▶ EXERCISE INSTRUCTIONS
Copy all of the material below exactly.
— start EXCERPTED RECORDS —
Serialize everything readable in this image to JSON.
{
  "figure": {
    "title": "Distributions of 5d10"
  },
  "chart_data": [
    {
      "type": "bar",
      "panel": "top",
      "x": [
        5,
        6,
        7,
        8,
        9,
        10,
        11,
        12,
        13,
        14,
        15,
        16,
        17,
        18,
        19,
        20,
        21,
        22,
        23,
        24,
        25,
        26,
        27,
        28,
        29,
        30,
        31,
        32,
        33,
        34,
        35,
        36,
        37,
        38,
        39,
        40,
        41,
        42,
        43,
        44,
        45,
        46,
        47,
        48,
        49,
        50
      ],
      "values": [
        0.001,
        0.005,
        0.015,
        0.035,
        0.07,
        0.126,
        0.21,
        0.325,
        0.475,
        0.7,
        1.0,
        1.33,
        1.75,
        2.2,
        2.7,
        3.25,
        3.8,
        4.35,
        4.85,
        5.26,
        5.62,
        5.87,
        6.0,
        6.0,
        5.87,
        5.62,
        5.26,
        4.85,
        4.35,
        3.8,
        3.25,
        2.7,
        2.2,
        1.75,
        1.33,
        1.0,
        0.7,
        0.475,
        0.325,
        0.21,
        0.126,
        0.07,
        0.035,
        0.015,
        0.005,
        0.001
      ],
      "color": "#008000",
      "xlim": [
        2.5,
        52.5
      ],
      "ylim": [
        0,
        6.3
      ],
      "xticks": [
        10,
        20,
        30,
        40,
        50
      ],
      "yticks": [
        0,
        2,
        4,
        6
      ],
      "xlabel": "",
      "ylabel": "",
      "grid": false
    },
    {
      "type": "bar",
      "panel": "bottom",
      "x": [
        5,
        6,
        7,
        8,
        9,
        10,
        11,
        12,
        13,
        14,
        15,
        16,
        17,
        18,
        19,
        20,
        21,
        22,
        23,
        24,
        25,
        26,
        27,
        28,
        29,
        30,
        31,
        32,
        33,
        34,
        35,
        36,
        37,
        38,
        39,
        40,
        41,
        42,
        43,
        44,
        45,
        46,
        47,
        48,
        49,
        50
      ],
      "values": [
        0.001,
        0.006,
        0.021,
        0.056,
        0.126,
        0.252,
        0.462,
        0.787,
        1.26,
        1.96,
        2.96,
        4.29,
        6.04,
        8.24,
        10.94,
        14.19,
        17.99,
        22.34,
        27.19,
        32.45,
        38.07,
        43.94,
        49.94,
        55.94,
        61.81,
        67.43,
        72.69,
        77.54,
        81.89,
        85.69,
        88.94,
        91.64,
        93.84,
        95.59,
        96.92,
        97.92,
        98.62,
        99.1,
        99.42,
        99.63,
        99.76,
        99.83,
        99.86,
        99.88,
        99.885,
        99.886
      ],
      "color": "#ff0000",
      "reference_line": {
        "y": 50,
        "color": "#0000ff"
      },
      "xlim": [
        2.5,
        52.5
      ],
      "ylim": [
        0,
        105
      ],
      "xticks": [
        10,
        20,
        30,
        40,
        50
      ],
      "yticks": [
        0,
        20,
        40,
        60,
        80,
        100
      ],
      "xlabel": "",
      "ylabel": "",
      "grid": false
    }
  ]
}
— end EXCERPTED RECORDS —
▶ TASK SOLUTION
Serialize everything readable in this image to JSON.
{
  "figure": {
    "title": "Distributions of 5d10"
  },
  "chart_data": [
    {
      "type": "bar",
      "panel": "top",
      "x": [
        5,
        6,
        7,
        8,
        9,
        10,
        11,
        12,
        13,
        14,
        15,
        16,
        17,
        18,
        19,
        20,
        21,
        22,
        23,
        24,
        25,
        26,
        27,
        28,
        29,
        30,
        31,
        32,
        33,
        34,
        35,
        36,
        37,
        38,
        39,
        40,
        41,
        42,
        43,
        44,
        45,
        46,
        47,
        48,
        49,
        50
      ],
      "values": [
        0.001,
        0.005,
        0.015,
        0.035,
        0.07,
        0.126,
        0.21,
        0.325,
        0.475,
        0.7,
        1.0,
        1.33,
        1.75,
        2.2,
        2.7,
        3.25,
        3.8,
        4.35,
        4.85,
        5.26,
        5.62,
        5.87,
        6.0,
        6.0,
        5.87,
        5.62,
        5.26,
        4.85,
        4.35,
        3.8,
        3.25,
        2.7,
        2.2,
        1.75,
        1.33,
        1.0,
        0.7,
        0.475,
        0.325,
        0.21,
        0.126,
        0.07,
        0.035,
        0.015,
        0.005,
        0.001
      ],
      "color": "#008000",
      "xlim": [
        2.5,
        52.5
      ],
      "ylim": [
        0,
        6.3
      ],
      "xticks": [
        10,
        20,
        30,
        40,
        50
      ],
      "yticks": [
        0,
        2,
        4,
        6
      ],
      "xlabel": "",
      "ylabel": "",
      "grid": false
    },
    {
      "type": "bar",
      "panel": "bottom",
      "x": [
        5,
        6,
        7,
        8,
        9,
        10,
        11,
        12,
        13,
        14,
        15,
        16,
        17,
        18,
        19,
        20,
        21,
        22,
        23,
        24,
        25,
        26,
        27,
        28,
        29,
        30,
        31,
        32,
        33,
        34,
        35,
        36,
        37,
        38,
        39,
        40,
        41,
        42,
        43,
        44,
        45,
        46,
        47,
        48,
        49,
        50
      ],
      "values": [
        0.001,
        0.006,
        0.021,
        0.056,
        0.126,
        0.252,
        0.462,
        0.787,
        1.26,
        1.96,
        2.96,
        4.29,
        6.04,
        8.24,
        10.94,
        14.19,
        17.99,
        22.34,
        27.19,
        32.45,
        38.07,
        43.94,
        49.94,
        55.94,
        61.81,
        67.43,
        72.69,
        77.54,
        81.89,
        85.69,
        88.94,
        91.64,
        93.84,
        95.59,
        96.92,
        97.92,
        98.62,
        99.1,
        99.42,
        99.63,
        99.76,
        99.83,
        99.86,
        99.88,
        99.885,
        99.886
      ],
      "color": "#ff0000",
      "reference_line": {
        "y": 50,
        "color": "#0000ff"
      },
      "xlim": [
        2.5,
        52.5
      ],
      "ylim": [
        0,
        105
      ],
      "xticks": [
        10,
        20,
        30,
        40,
        50
      ],
      "yticks": [
        0,
        20,
        40,
        60,
        80,
        100
      ],
      "xlabel": "",
      "ylabel": "",
      "grid": false
    }
  ]
}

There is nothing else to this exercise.